SET TASK:
Reproduce the lines of the material exactly, excluding every image.

LISTED RECORDS:

------------------------------------------------------------

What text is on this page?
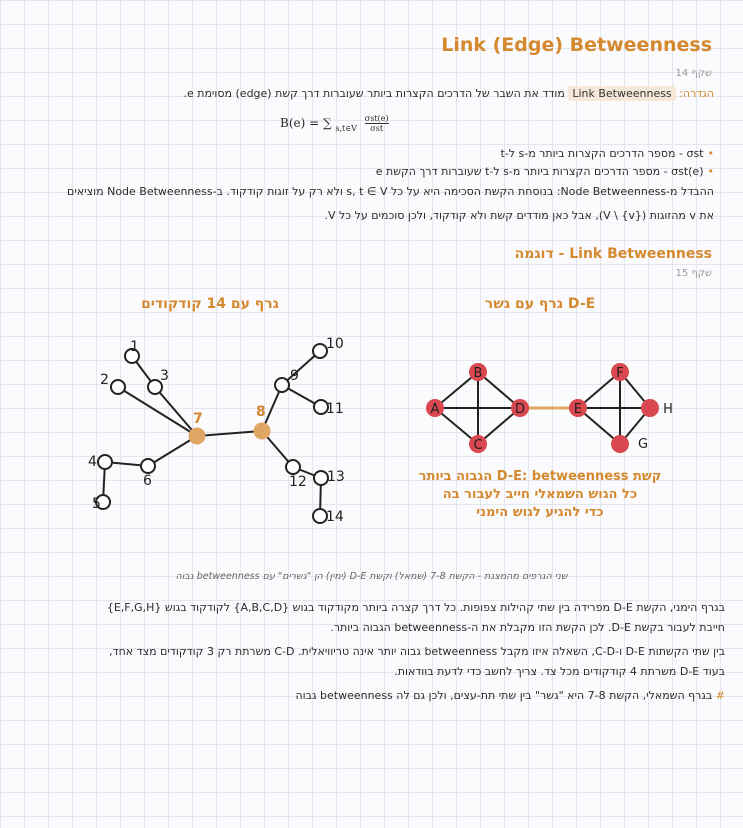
Link (Edge) Betweenness
שקף 14
הגדרה: Link Betweenness מודד את השבר של הדרכים הקצרות ביותר שעוברות דרך קשת (edge) מסוימת e.
B(e) = ∑ $_{s,t\in V}$
σst(e)
σst
•σst - מספר הדרכים הקצרות ביותר מ-s ל-t
•σst(e) - מספר הדרכים הקצרות ביותר מ-s ל-t שעוברות דרך הקשת e
ההבדל מ-Node Betweenness: בנוסחת הקשת הסכימה היא על כל s, t ∈ V ולא רק על זוגות קודקוד. ב-Node Betweenness מוציאים
את v מהזוגות (V \ {v}), אבל כאן מודדים קשת ולא קודקוד, ולכן סוכמים על כל V.
Link Betweenness - דוגמה
שקף 15
גרף עם 14 קודקודים	גרף עם גשר D-E
1
2	3
4
5
6
7	8
9
10
11
12 13
14
A
B
C
D	E
F
G
H
קשת D-E: betweenness הגבוה ביותר
כל הגוש השמאלי חייב לעבור בה
כדי להגיע לגוש הימני
שני הגרפים מהמצגת - הקשת 7-8 (שמאל) וקשת D-E (ימין) הן "גשרים" עם betweenness גבוה
בגרף הימני, הקשת D-E מפרידה בין שתי קהילות צפופות. כל דרך קצרה ביותר מקודקוד בגוש {A,B,C,D} לקודקוד בגוש {E,F,G,H}
חייבת לעבור בקשת D-E. לכן הקשת הזו מקבלת את ה-betweenness הגבוה ביותר.
בין שתי הקשתות D-E ו-C-D, השאלה איזו מקבל betweenness גבוה יותר אינה טריוויאלית. C-D משרתת רק 3 קודקודים מצד אחד,
בעוד D-E משרתת 4 קודקודים מכל צד. צריך לחשב כדי לדעת בוודאות.
# בגרף השמאלי, הקשת 7-8 היא "גשר" בין שתי תת-עצים, ולכן גם לה betweenness גבוה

------------------------------------------------------------

TASK RESPONSE:
What text is on this page?
Link (Edge) Betweenness
שקף 14
הגדרה: Link Betweenness מודד את השבר של הדרכים הקצרות ביותר שעוברות דרך קשת (edge) מסוימת e.
B(e) = ∑ $_{s,t\in V}$
σst(e)
σst
•σst - מספר הדרכים הקצרות ביותר מ-s ל-t
•σst(e) - מספר הדרכים הקצרות ביותר מ-s ל-t שעוברות דרך הקשת e
ההבדל מ-Node Betweenness: בנוסחת הקשת הסכימה היא על כל s, t ∈ V ולא רק על זוגות קודקוד. ב-Node Betweenness מוציאים
את v מהזוגות (V \ {v}), אבל כאן מודדים קשת ולא קודקוד, ולכן סוכמים על כל V.
Link Betweenness - דוגמה
שקף 15
גרף עם 14 קודקודים	גרף עם גשר D-E
1
2	3
4
5
6
7	8
9
10
11
12 13
14
A
B
C
D	E
F
G
H
קשת D-E: betweenness הגבוה ביותר
כל הגוש השמאלי חייב לעבור בה
כדי להגיע לגוש הימני
שני הגרפים מהמצגת - הקשת 7-8 (שמאל) וקשת D-E (ימין) הן "גשרים" עם betweenness גבוה
בגרף הימני, הקשת D-E מפרידה בין שתי קהילות צפופות. כל דרך קצרה ביותר מקודקוד בגוש {A,B,C,D} לקודקוד בגוש {E,F,G,H}
חייבת לעבור בקשת D-E. לכן הקשת הזו מקבלת את ה-betweenness הגבוה ביותר.
בין שתי הקשתות D-E ו-C-D, השאלה איזו מקבל betweenness גבוה יותר אינה טריוויאלית. C-D משרתת רק 3 קודקודים מצד אחד,
בעוד D-E משרתת 4 קודקודים מכל צד. צריך לחשב כדי לדעת בוודאות.
# בגרף השמאלי, הקשת 7-8 היא "גשר" בין שתי תת-עצים, ולכן גם לה betweenness גבוה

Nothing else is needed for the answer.